### [Text provided]
..............................

In the accompanying drawing, the figure is a schematic diagram of
the pneumatic hoist and control system of the present
invention.
A preferred embodiment of the invention has been chosen for the
purpose of illustration and description. The preferred embodiment
illustrated is not intended to be exhaustive or to limit the
invention to the precise form disclosed. It is chosen and described
in order to best explain the principles of the invention and their
application in practical use to thereby enable others skilled in
the art to best utilize the invention in various embodiments and
modifications as are best adapted to the particular use
contemplated.
Described generally, the present invention is an improved pneumatic
hoist of the type using air in a compression chamber formed by a
piston in a cylinder for supporting a load attached to the piston,
wherein the improvement comprises a pressure regulator containing a
reference pressure chamber and a regulator chamber separated from
one another by a movable diaphragm-like structure. This structure
is interlinked with an atmospheric vent and a compressed air supply
for changing the pressure in the regulator chamber in response to
movement of the structure until the pressure in all three chambers
is balanced. Valve means are used for selectively interconnecting
the reference pressure chamber and the regulator chamber with the
compression chamber in the hoist so as to first equalize the
loadsupporting pressure in the compression chamber with the
pressure in the reference pressure chamber and thereafter isolate
the pressure in the reference chamber and connecting the
compression chamber with the regulator chamber. Pressure changes in
the compression chamber, resulting from the application of an
external force on the load, move the diaphragm-mounted piston to
either vent air from or receive air into the regulator chamber
until the pressure in the compression chamber is equal to the
pressure in the reference pressure chamber. This capability of
maintaining the proper continuous pressure in the compression
chamber provides the desired continuous balanced support of the
load.

..............................

### [What the task asks]
Copy out the full pneumatic hoist description above, word for word.

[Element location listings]
..............................

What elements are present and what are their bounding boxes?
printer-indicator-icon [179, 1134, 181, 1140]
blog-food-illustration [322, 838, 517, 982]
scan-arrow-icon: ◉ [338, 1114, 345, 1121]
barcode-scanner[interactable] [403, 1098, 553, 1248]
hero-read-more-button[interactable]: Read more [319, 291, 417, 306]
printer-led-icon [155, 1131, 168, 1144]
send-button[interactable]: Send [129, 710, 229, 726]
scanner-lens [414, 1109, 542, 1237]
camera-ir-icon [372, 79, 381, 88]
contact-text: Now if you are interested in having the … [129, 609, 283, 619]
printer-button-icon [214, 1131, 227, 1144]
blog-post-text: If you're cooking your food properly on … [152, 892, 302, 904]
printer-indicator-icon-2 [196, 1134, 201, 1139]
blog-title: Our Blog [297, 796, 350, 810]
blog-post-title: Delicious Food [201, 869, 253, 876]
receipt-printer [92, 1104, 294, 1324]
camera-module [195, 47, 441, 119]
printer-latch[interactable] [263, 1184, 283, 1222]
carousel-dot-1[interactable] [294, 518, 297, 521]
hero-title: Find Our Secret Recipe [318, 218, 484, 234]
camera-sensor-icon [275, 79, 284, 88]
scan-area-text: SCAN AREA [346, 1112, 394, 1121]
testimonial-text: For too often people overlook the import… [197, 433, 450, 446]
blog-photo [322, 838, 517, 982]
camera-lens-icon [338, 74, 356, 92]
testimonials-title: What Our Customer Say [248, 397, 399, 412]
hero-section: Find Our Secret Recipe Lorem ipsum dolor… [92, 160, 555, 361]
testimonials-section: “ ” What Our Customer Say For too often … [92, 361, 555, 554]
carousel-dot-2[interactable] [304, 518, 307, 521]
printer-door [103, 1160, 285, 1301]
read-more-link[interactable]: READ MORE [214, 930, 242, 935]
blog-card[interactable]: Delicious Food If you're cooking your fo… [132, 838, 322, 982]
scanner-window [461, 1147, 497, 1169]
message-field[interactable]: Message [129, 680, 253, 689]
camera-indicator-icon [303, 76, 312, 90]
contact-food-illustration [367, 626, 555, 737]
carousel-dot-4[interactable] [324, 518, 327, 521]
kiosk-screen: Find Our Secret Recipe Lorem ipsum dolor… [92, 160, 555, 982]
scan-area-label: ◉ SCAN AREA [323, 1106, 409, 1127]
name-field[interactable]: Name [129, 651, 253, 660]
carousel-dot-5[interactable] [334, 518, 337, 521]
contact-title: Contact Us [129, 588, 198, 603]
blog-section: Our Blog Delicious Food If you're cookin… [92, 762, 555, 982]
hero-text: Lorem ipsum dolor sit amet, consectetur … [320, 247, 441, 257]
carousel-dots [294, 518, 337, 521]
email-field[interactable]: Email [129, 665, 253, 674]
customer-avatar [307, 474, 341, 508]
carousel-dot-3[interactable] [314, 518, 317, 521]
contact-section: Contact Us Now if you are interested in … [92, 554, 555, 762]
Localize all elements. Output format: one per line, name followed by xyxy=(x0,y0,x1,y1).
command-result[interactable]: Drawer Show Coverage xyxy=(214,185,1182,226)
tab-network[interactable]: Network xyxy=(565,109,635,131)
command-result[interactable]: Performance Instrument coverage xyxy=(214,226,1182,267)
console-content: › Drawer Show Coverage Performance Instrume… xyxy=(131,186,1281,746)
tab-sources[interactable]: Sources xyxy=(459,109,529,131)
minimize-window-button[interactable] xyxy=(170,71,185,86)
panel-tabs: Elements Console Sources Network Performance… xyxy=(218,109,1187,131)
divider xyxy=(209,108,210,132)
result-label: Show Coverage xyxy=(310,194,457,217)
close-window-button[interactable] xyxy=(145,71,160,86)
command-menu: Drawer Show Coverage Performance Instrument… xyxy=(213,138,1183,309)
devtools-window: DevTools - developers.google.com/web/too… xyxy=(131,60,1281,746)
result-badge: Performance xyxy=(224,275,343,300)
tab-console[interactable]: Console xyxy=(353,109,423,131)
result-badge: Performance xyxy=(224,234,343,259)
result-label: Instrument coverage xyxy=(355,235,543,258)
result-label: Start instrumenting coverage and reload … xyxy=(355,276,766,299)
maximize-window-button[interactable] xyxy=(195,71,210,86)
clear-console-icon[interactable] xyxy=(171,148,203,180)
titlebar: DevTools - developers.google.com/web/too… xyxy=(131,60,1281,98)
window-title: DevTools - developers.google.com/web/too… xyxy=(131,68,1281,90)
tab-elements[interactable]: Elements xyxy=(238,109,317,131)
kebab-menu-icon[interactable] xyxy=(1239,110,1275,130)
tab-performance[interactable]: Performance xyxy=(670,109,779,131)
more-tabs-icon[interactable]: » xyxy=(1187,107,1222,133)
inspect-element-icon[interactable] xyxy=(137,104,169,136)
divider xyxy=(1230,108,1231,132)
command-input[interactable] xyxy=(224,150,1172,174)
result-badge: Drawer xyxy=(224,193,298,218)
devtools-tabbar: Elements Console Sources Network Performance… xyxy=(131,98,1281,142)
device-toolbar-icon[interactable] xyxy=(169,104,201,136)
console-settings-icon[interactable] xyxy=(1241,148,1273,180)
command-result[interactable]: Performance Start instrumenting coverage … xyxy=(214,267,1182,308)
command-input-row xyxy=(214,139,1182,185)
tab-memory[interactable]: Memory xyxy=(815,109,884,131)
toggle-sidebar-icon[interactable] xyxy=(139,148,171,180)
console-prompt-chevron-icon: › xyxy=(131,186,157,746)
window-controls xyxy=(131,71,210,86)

..............................

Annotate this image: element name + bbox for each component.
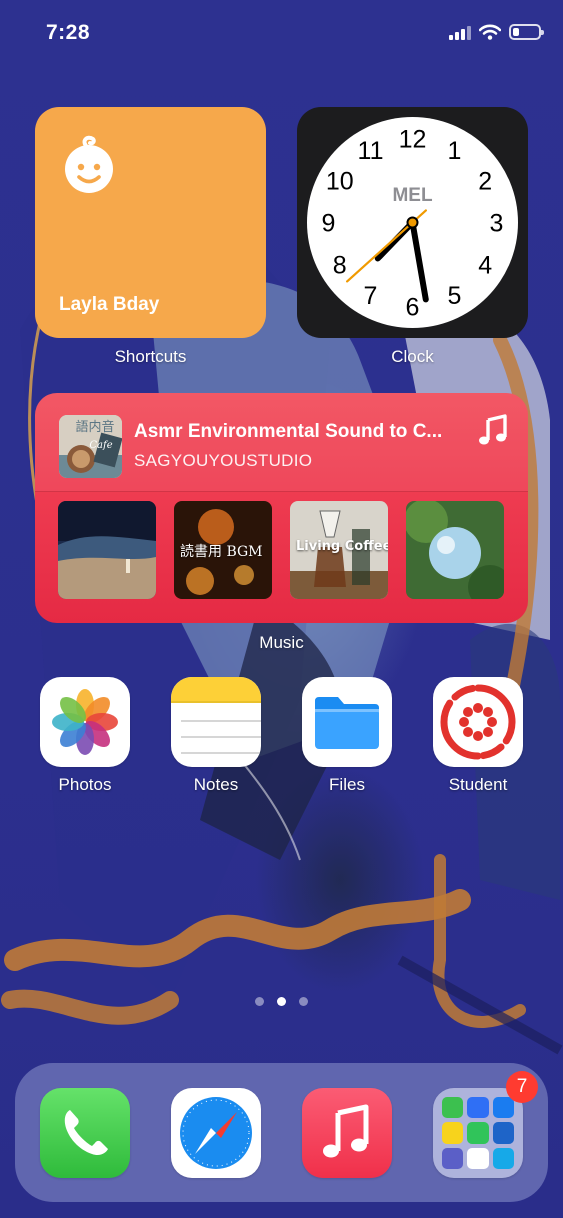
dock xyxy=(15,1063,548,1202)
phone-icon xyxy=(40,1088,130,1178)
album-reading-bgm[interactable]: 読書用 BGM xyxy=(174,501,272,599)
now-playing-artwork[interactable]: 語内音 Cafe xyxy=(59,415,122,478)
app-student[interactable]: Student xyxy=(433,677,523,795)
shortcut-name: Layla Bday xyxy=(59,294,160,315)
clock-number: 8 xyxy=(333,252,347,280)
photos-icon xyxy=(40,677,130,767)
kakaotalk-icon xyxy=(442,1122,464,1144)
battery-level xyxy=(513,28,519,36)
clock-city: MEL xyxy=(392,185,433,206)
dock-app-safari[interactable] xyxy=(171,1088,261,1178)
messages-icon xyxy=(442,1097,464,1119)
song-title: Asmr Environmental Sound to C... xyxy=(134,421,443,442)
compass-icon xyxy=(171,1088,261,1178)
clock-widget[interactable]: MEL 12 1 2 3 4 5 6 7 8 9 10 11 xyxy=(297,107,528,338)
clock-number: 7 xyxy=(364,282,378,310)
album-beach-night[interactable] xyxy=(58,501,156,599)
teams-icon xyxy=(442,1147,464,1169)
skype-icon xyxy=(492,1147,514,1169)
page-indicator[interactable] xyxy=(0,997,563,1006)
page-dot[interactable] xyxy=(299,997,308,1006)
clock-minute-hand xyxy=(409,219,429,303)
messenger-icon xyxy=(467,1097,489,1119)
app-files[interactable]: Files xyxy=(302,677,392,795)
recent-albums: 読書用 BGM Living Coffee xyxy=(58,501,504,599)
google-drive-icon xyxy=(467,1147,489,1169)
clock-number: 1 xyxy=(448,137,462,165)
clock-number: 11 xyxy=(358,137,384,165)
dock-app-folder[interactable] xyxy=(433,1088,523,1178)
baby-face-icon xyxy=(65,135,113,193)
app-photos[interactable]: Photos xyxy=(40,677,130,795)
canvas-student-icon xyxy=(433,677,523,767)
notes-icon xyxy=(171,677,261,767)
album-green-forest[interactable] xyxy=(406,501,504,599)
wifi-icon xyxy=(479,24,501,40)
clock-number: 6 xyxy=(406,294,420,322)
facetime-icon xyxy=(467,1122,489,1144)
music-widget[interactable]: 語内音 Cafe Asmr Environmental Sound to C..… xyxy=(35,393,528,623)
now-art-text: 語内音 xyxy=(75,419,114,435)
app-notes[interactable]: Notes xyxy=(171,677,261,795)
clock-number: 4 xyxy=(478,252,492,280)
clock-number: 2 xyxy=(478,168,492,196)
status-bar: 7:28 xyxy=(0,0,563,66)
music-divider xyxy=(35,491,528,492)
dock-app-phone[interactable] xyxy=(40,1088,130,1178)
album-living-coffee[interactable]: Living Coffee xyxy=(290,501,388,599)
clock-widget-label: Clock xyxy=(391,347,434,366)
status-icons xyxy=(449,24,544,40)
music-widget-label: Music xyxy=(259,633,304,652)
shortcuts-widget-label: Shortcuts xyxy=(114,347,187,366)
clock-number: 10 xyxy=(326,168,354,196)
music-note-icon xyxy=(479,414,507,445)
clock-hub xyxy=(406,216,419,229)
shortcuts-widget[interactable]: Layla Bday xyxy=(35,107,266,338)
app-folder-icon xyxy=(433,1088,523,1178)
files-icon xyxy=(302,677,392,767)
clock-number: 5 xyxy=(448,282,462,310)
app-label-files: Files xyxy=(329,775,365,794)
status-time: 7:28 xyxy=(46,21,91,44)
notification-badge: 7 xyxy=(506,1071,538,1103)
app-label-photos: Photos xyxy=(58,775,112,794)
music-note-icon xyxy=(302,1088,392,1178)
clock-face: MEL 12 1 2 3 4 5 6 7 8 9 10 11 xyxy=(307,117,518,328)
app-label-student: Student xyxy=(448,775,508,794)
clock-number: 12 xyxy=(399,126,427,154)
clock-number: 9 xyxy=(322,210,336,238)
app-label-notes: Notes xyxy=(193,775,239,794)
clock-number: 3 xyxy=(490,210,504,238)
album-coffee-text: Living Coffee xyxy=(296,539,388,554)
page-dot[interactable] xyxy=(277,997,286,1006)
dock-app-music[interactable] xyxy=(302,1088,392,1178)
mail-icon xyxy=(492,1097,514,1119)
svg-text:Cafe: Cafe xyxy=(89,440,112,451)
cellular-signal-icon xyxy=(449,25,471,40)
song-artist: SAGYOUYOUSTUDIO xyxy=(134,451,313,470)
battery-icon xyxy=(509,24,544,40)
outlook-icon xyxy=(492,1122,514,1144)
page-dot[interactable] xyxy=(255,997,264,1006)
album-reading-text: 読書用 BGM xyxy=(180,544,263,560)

..............................

### [Expected answer]
In the accompanying drawing, the figure is a schematic diagram of
the pneumatic hoist and control system of the present
invention.
A preferred embodiment of the invention has been chosen for the
purpose of illustration and description. The preferred embodiment
illustrated is not intended to be exhaustive or to limit the
invention to the precise form disclosed. It is chosen and described
in order to best explain the principles of the invention and their
application in practical use to thereby enable others skilled in
the art to best utilize the invention in various embodiments and
modifications as are best adapted to the particular use
contemplated.
Described generally, the present invention is an improved pneumatic
hoist of the type using air in a compression chamber formed by a
piston in a cylinder for supporting a load attached to the piston,
wherein the improvement comprises a pressure regulator containing a
reference pressure chamber and a regulator chamber separated from
one another by a movable diaphragm-like structure. This structure
is interlinked with an atmospheric vent and a compressed air supply
for changing the pressure in the regulator chamber in response to
movement of the structure until the pressure in all three chambers
is balanced. Valve means are used for selectively interconnecting
the reference pressure chamber and the regulator chamber with the
compression chamber in the hoist so as to first equalize the
loadsupporting pressure in the compression chamber with the
pressure in the reference pressure chamber and thereafter isolate
the pressure in the reference chamber and connecting the
compression chamber with the regulator chamber. Pressure changes in
the compression chamber, resulting from the application of an
external force on the load, move the diaphragm-mounted piston to
either vent air from or receive air into the regulator chamber
until the pressure in the compression chamber is equal to the
pressure in the reference pressure chamber. This capability of
maintaining the proper continuous pressure in the compression
chamber provides the desired continuous balanced support of the
load.